***** Material supplied

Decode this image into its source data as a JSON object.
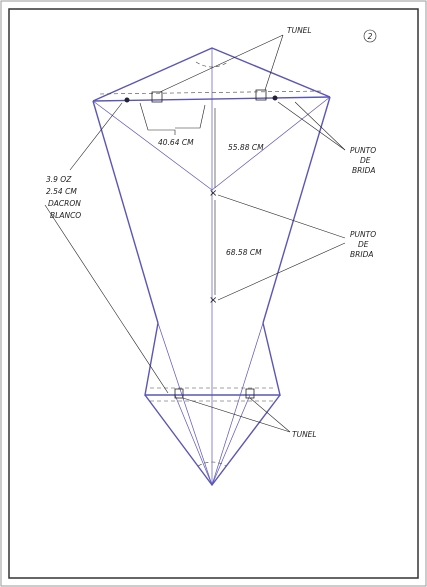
{
  "page_number": "2",
  "annotations": {
    "tunel_top": "TUNEL",
    "spar_spacing": "40.64 CM",
    "upper_length": "55.88 CM",
    "bridle_top": [
      "PUNTO",
      "DE",
      "BRIDA"
    ],
    "material": [
      "3.9 OZ",
      "2.54 CM",
      "DACRON",
      "BLANCO"
    ],
    "lower_length": "68.58 CM",
    "bridle_bottom": [
      "PUNTO",
      "DE",
      "BRIDA"
    ],
    "tunel_bottom": "TUNEL"
  }
}
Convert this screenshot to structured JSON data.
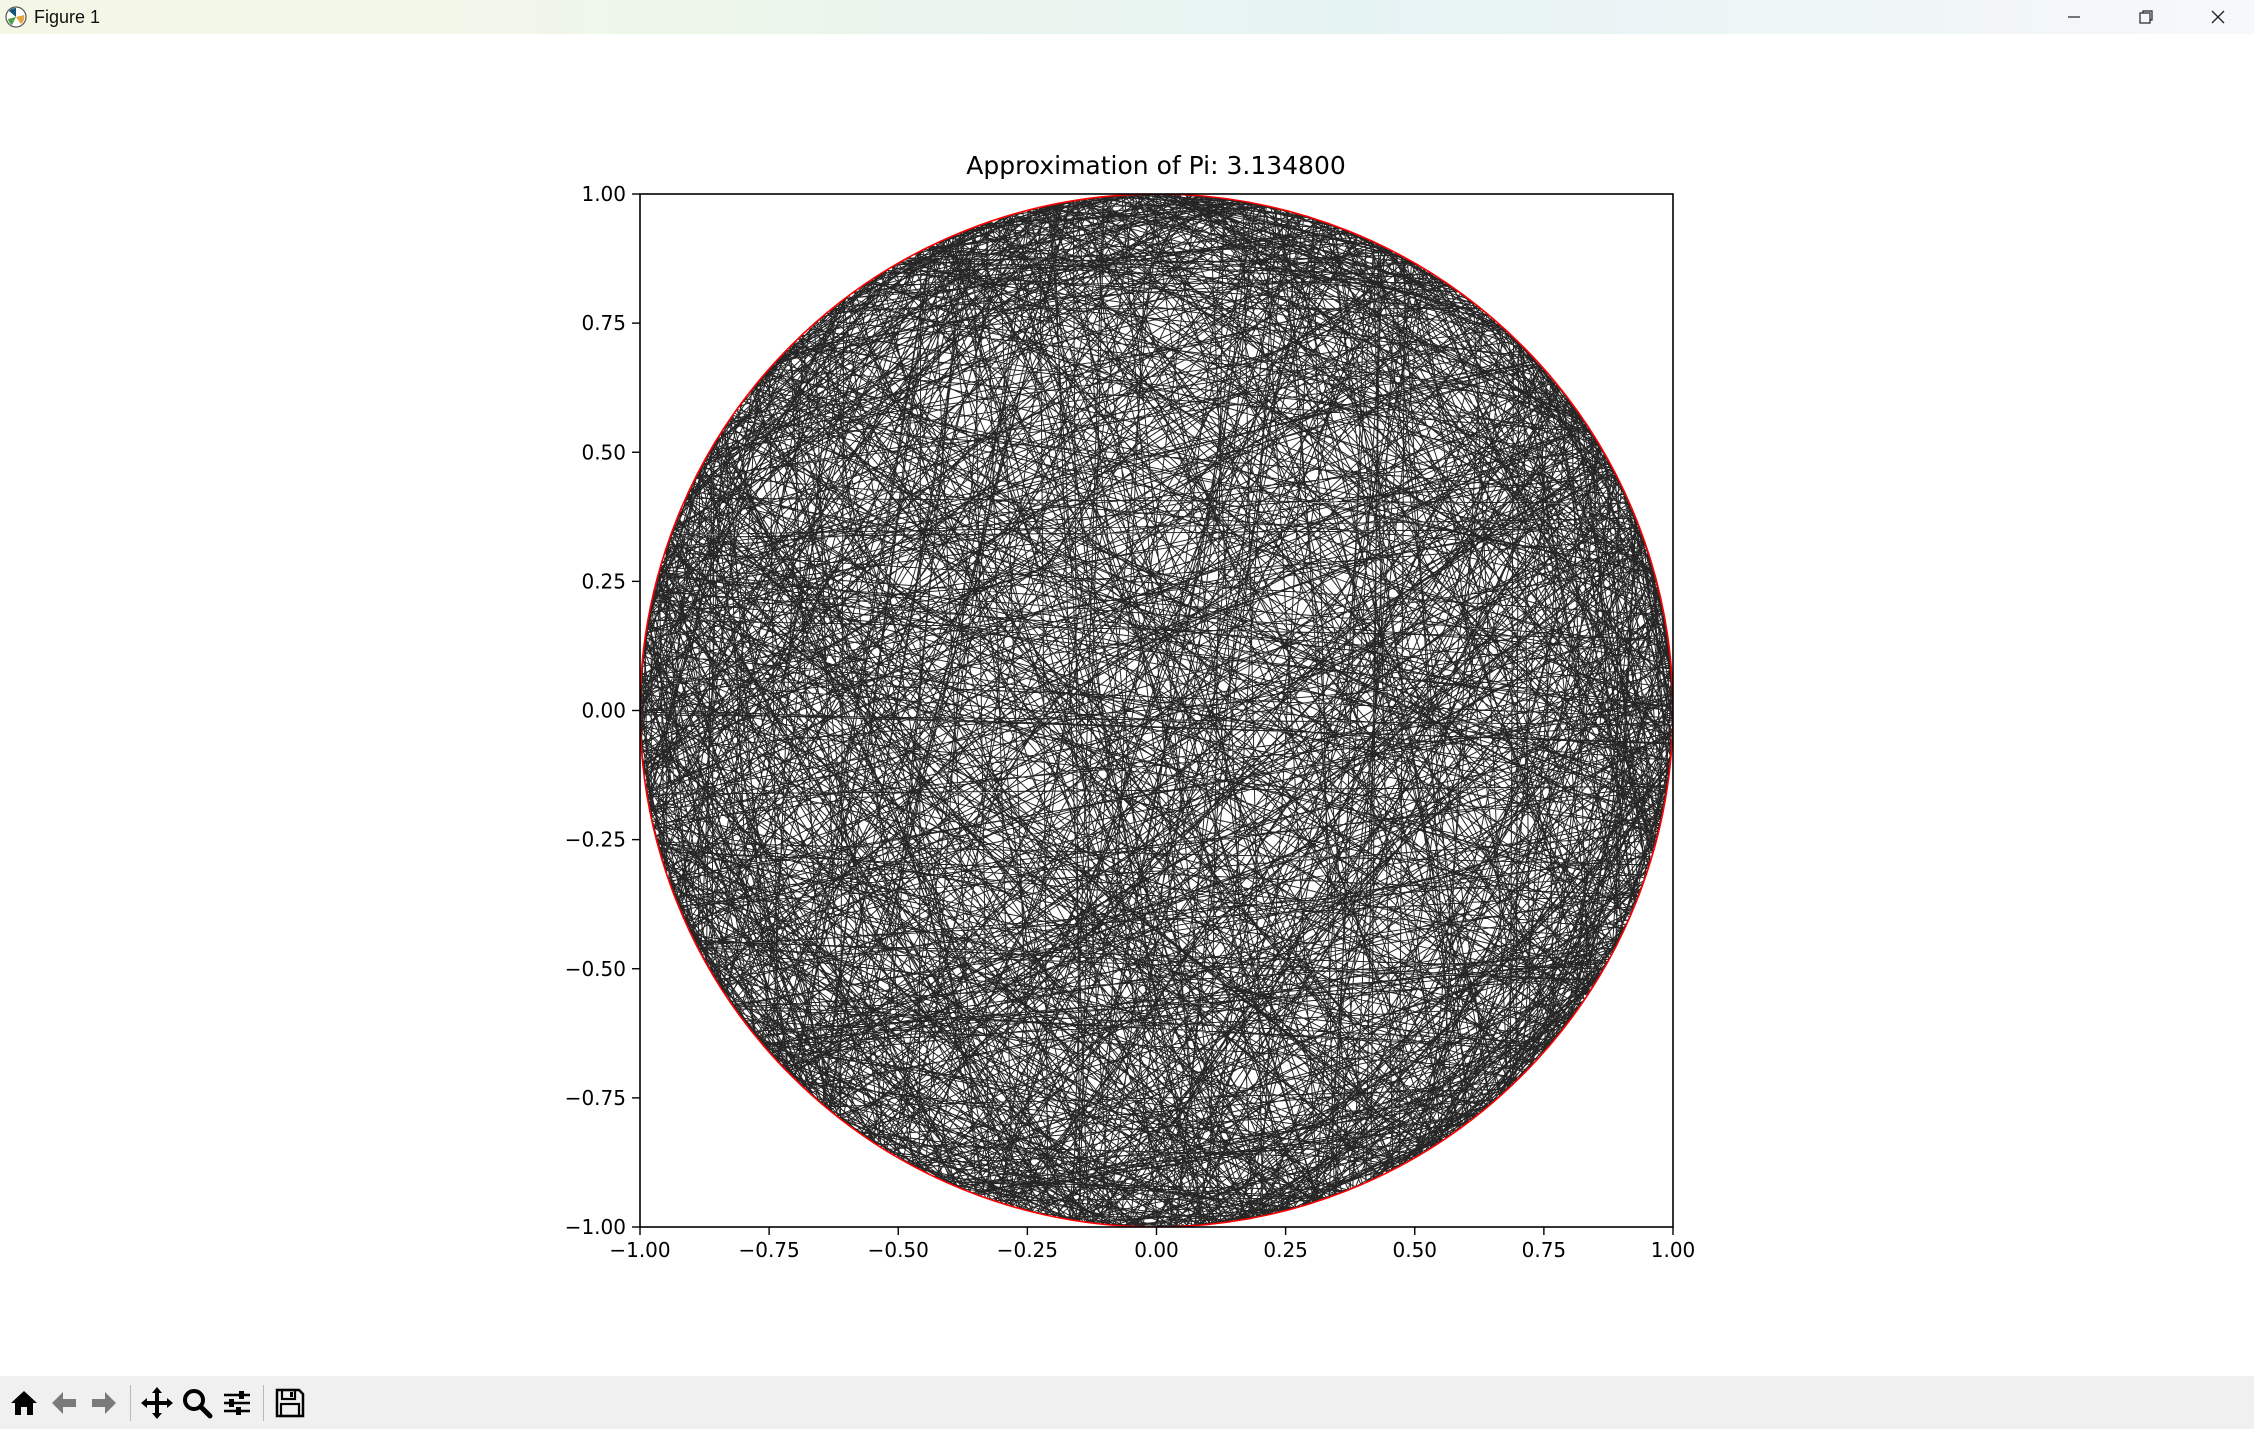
{
  "window": {
    "title": "Figure 1"
  },
  "toolbar": {
    "buttons": [
      {
        "name": "home",
        "icon": "home-icon"
      },
      {
        "name": "back",
        "icon": "arrow-left-icon"
      },
      {
        "name": "forward",
        "icon": "arrow-right-icon"
      },
      {
        "name": "pan",
        "icon": "move-icon"
      },
      {
        "name": "zoom",
        "icon": "magnifier-icon"
      },
      {
        "name": "configure-subplots",
        "icon": "sliders-icon"
      },
      {
        "name": "save",
        "icon": "floppy-disk-icon"
      }
    ]
  },
  "chart_data": {
    "type": "line",
    "title": "Approximation of Pi: 3.134800",
    "xlabel": "",
    "ylabel": "",
    "xlim": [
      -1.0,
      1.0
    ],
    "ylim": [
      -1.0,
      1.0
    ],
    "xticks": [
      "−1.00",
      "−0.75",
      "−0.50",
      "−0.25",
      "0.00",
      "0.25",
      "0.50",
      "0.75",
      "1.00"
    ],
    "yticks": [
      "−1.00",
      "−0.75",
      "−0.50",
      "−0.25",
      "0.00",
      "0.25",
      "0.50",
      "0.75",
      "1.00"
    ],
    "xtick_values": [
      -1.0,
      -0.75,
      -0.5,
      -0.25,
      0.0,
      0.25,
      0.5,
      0.75,
      1.0
    ],
    "ytick_values": [
      -1.0,
      -0.75,
      -0.5,
      -0.25,
      0.0,
      0.25,
      0.5,
      0.75,
      1.0
    ],
    "grid": false,
    "series": [
      {
        "color": "#ff0000",
        "shape": "unit circle",
        "center": [
          0,
          0
        ],
        "radius": 1.0
      },
      {
        "color": "#000000",
        "shape": "random chords inside the unit circle"
      }
    ],
    "colors": {
      "circle": "#ff0000",
      "chords": "#000000"
    }
  }
}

**********

Check each line above for the string "title", then copy the ones that have it.

» Solution to the problem
    "title": "Figure 1"
    "title": "Approximation of Pi: 3.134800",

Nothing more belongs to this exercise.